### [INFORMATION GIVEN]
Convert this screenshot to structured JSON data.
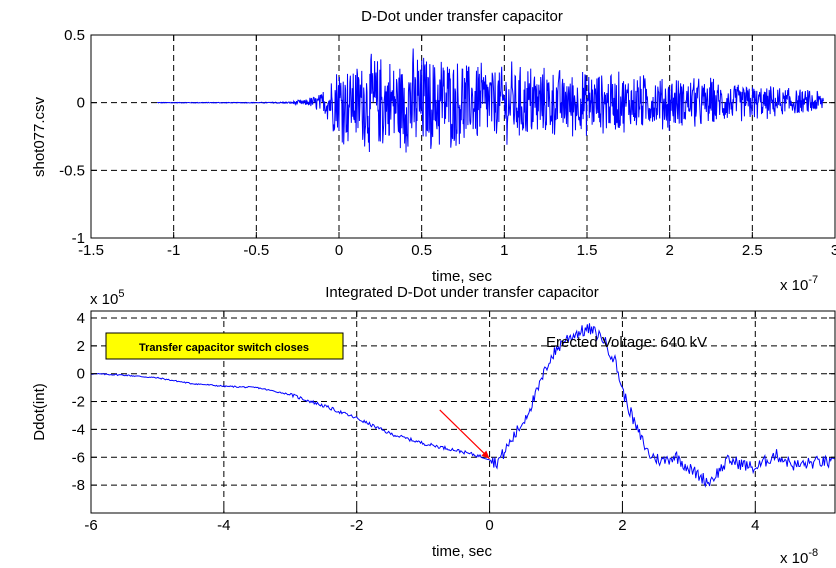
{
  "chart_data": [
    {
      "type": "line",
      "title": "D-Dot under transfer capacitor",
      "xlabel": "time, sec",
      "ylabel": "shot077.csv",
      "x_multiplier": "x 10",
      "x_exponent": "-7",
      "xlim": [
        -1.5,
        3.0
      ],
      "ylim": [
        -1,
        0.5
      ],
      "xticks": [
        -1.5,
        -1,
        -0.5,
        0,
        0.5,
        1,
        1.5,
        2,
        2.5,
        3
      ],
      "xtick_labels": [
        "-1.5",
        "-1",
        "-0.5",
        "0",
        "0.5",
        "1",
        "1.5",
        "2",
        "2.5",
        "3"
      ],
      "yticks": [
        -1,
        -0.5,
        0,
        0.5
      ],
      "ytick_labels": [
        "-1",
        "-0.5",
        "0",
        "0.5"
      ],
      "grid": true,
      "color": "#0000ff",
      "series": [
        {
          "x": [
            -1.1,
            -0.9,
            -0.7,
            -0.5,
            -0.3,
            -0.2,
            -0.1,
            0.0,
            0.1,
            0.2,
            0.3,
            0.4,
            0.45,
            0.5,
            0.6,
            0.7,
            0.8,
            0.9,
            1.0,
            1.2,
            1.4,
            1.6,
            1.8,
            2.0,
            2.2,
            2.4,
            2.6,
            2.8,
            2.93
          ],
          "y": [
            0.0,
            0.0,
            0.0,
            0.0,
            0.0,
            0.01,
            0.05,
            0.3,
            -0.35,
            0.45,
            -0.4,
            0.45,
            -0.57,
            0.4,
            -0.45,
            0.45,
            -0.4,
            0.35,
            -0.35,
            0.3,
            -0.3,
            0.3,
            -0.25,
            0.25,
            -0.2,
            0.15,
            -0.15,
            0.1,
            -0.15
          ],
          "amplitude_envelope": [
            0.003,
            0.003,
            0.003,
            0.003,
            0.008,
            0.03,
            0.09,
            0.33,
            0.35,
            0.4,
            0.4,
            0.42,
            0.45,
            0.42,
            0.4,
            0.38,
            0.36,
            0.34,
            0.32,
            0.3,
            0.28,
            0.27,
            0.24,
            0.22,
            0.2,
            0.17,
            0.14,
            0.1,
            0.1
          ]
        }
      ]
    },
    {
      "type": "line",
      "title": "Integrated D-Dot under transfer capacitor",
      "xlabel": "time, sec",
      "ylabel": "Ddot(int)",
      "x_multiplier": "x 10",
      "x_exponent": "-8",
      "y_multiplier": "x 10",
      "y_exponent": "5",
      "xlim": [
        -6,
        5.2
      ],
      "ylim": [
        -10,
        4.5
      ],
      "xticks": [
        -6,
        -4,
        -2,
        0,
        2,
        4
      ],
      "xtick_labels": [
        "-6",
        "-4",
        "-2",
        "0",
        "2",
        "4"
      ],
      "yticks": [
        -8,
        -6,
        -4,
        -2,
        0,
        2,
        4
      ],
      "ytick_labels": [
        "-8",
        "-6",
        "-4",
        "-2",
        "0",
        "2",
        "4"
      ],
      "grid": true,
      "color": "#0000ff",
      "series": [
        {
          "x": [
            -6.0,
            -5.5,
            -5.0,
            -4.5,
            -4.0,
            -3.5,
            -3.0,
            -2.5,
            -2.0,
            -1.5,
            -1.0,
            -0.5,
            0.0,
            0.1,
            0.2,
            0.3,
            0.5,
            0.7,
            0.9,
            1.1,
            1.3,
            1.5,
            1.7,
            1.9,
            2.0,
            2.2,
            2.4,
            2.6,
            2.8,
            3.0,
            3.3,
            3.6,
            4.0,
            4.3,
            4.6,
            5.0,
            5.2
          ],
          "y": [
            0.0,
            -0.1,
            -0.3,
            -0.7,
            -0.9,
            -1.0,
            -1.5,
            -2.3,
            -3.2,
            -4.3,
            -5.0,
            -5.5,
            -6.1,
            -6.4,
            -5.8,
            -5.0,
            -3.5,
            -1.5,
            1.0,
            2.3,
            2.9,
            3.2,
            2.6,
            0.8,
            -1.2,
            -3.8,
            -5.8,
            -6.3,
            -5.9,
            -6.8,
            -7.8,
            -6.2,
            -6.8,
            -5.8,
            -6.6,
            -6.3,
            -6.5
          ]
        }
      ],
      "annotations": {
        "box_label": "Transfer capacitor switch closes",
        "box_color": "#ffff00",
        "voltage_text": "Erected Voltage: 640 kV",
        "arrow_color": "#ff0000",
        "arrow_from": [
          -0.75,
          -2.6
        ],
        "arrow_to": [
          0.0,
          -6.1
        ]
      }
    }
  ]
}
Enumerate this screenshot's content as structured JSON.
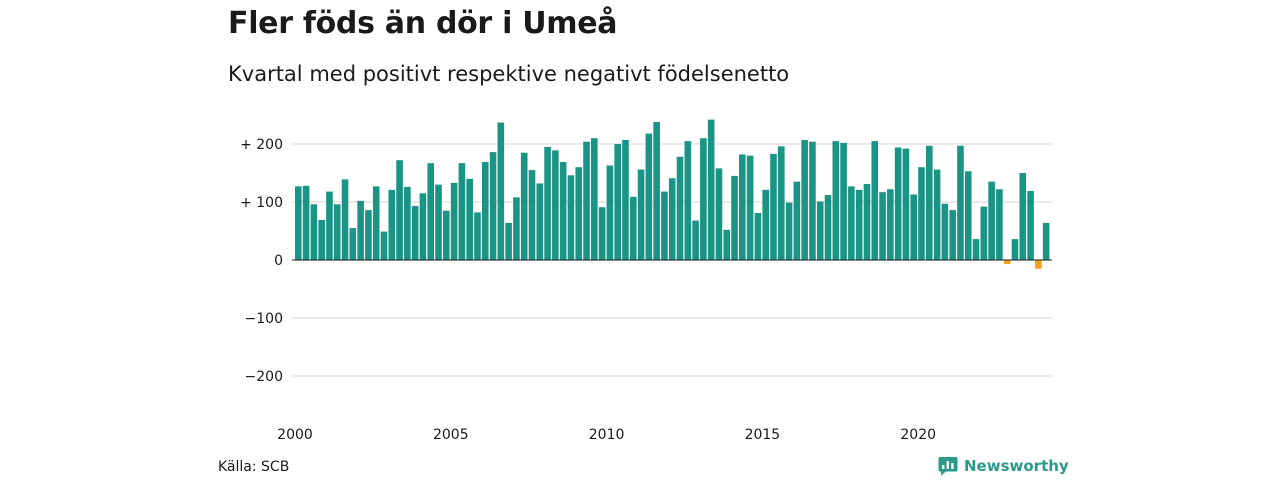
{
  "header": {
    "title": "Fler föds än dör i Umeå",
    "subtitle": "Kvartal med positivt respektive negativt födelsenetto"
  },
  "footer": {
    "source": "Källa: SCB",
    "brand": "Newsworthy",
    "brand_icon": "bar-chart-speech-bubble-icon"
  },
  "colors": {
    "positive": "#1a9484",
    "negative": "#f3a21c",
    "grid": "#dedede",
    "brand": "#2a9a8d"
  },
  "chart_data": {
    "type": "bar",
    "title": "Fler föds än dör i Umeå",
    "subtitle": "Kvartal med positivt respektive negativt födelsenetto",
    "xlabel": "",
    "ylabel": "",
    "ylim": [
      -240,
      240
    ],
    "y_ticks": [
      {
        "value": 200,
        "label": "+ 200"
      },
      {
        "value": 100,
        "label": "+ 100"
      },
      {
        "value": 0,
        "label": "0"
      },
      {
        "value": -100,
        "label": "−100"
      },
      {
        "value": -200,
        "label": "−200"
      }
    ],
    "x_start": 2000,
    "x_ticks": [
      {
        "value": 2000,
        "label": "2000"
      },
      {
        "value": 2005,
        "label": "2005"
      },
      {
        "value": 2010,
        "label": "2010"
      },
      {
        "value": 2015,
        "label": "2015"
      },
      {
        "value": 2020,
        "label": "2020"
      }
    ],
    "grid": true,
    "legend": "none",
    "values": [
      127,
      128,
      96,
      69,
      118,
      96,
      139,
      55,
      102,
      86,
      127,
      49,
      121,
      172,
      126,
      93,
      115,
      167,
      130,
      85,
      133,
      167,
      140,
      82,
      169,
      186,
      237,
      64,
      108,
      185,
      155,
      132,
      195,
      189,
      169,
      146,
      160,
      204,
      210,
      91,
      163,
      200,
      207,
      109,
      156,
      218,
      238,
      118,
      141,
      178,
      205,
      68,
      210,
      242,
      158,
      52,
      145,
      182,
      180,
      81,
      121,
      183,
      196,
      99,
      135,
      207,
      204,
      101,
      112,
      205,
      202,
      127,
      121,
      131,
      205,
      117,
      122,
      194,
      192,
      113,
      160,
      197,
      156,
      97,
      86,
      197,
      153,
      36,
      92,
      135,
      122,
      -7,
      36,
      150,
      119,
      -15,
      64
    ]
  }
}
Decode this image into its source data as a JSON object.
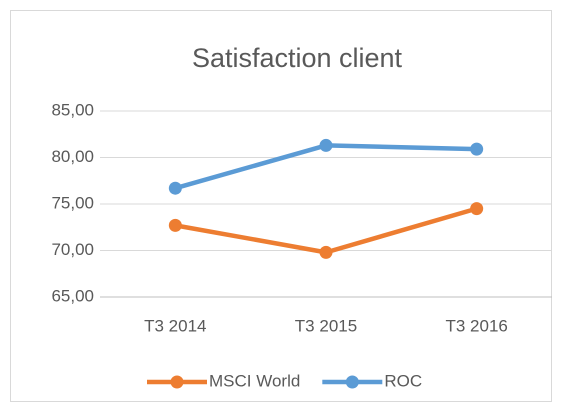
{
  "chart_data": {
    "type": "line",
    "title": "Satisfaction client",
    "categories": [
      "T3 2014",
      "T3 2015",
      "T3 2016"
    ],
    "series": [
      {
        "name": "MSCI World",
        "color": "#ed7d31",
        "values": [
          72.7,
          69.8,
          74.5
        ]
      },
      {
        "name": "ROC",
        "color": "#5b9bd5",
        "values": [
          76.7,
          81.3,
          80.9
        ]
      }
    ],
    "ylim": [
      65,
      85
    ],
    "yticks": [
      {
        "value": 65,
        "label": "65,00"
      },
      {
        "value": 70,
        "label": "70,00"
      },
      {
        "value": 75,
        "label": "75,00"
      },
      {
        "value": 80,
        "label": "80,00"
      },
      {
        "value": 85,
        "label": "85,00"
      }
    ],
    "grid": true,
    "legend": "bottom"
  }
}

### [STATED EXERCISE]
Keep only those lines of the records that hold "structured", and return them.

### [ANSWER TO THE EXERCISE]
Convert this screenshot to structured JSON data.
Enumerate this screenshot's content as structured JSON.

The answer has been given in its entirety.